• _AIM_: Select the lines below containing the word "Reset".

begin

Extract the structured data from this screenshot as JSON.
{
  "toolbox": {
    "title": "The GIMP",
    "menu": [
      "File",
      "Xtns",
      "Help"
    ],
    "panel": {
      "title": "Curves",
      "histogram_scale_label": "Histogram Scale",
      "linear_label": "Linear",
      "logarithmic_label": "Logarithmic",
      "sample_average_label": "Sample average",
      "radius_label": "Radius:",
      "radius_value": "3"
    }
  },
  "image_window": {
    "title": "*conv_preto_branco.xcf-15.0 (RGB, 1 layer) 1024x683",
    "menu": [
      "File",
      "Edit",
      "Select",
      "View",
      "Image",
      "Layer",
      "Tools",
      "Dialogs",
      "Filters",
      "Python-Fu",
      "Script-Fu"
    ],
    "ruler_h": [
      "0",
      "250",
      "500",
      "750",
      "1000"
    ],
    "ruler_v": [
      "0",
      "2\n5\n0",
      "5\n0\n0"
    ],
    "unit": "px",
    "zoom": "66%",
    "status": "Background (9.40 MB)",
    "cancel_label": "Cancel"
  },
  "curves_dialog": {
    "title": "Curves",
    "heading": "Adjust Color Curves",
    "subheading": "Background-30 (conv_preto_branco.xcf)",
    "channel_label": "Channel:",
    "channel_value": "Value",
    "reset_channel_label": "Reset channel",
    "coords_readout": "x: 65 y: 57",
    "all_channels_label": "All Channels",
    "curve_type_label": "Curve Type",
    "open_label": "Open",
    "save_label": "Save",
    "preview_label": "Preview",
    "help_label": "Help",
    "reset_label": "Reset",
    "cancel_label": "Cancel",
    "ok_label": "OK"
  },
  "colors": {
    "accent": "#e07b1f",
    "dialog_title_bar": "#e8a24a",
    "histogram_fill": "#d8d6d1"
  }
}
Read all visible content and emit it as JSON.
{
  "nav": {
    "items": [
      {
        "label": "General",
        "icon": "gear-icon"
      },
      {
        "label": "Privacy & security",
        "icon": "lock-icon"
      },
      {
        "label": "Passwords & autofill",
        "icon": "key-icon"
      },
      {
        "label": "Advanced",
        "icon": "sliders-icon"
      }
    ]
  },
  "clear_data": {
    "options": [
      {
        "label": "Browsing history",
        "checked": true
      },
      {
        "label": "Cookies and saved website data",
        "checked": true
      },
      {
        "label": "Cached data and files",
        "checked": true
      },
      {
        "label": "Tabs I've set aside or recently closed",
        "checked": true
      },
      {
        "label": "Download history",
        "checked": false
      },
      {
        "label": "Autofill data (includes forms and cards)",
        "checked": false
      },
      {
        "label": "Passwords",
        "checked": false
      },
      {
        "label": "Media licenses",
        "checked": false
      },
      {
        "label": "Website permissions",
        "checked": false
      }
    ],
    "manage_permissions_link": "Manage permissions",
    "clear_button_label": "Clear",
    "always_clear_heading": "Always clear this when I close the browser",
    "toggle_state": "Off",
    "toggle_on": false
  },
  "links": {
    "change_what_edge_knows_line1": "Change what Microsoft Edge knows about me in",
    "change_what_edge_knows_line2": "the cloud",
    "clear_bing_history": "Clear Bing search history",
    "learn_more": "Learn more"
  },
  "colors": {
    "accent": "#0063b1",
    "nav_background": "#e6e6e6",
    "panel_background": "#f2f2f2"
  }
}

end

• _RIGHT ANSWER_:
    "reset_channel_label": "Reset channel",
    "reset_label": "Reset",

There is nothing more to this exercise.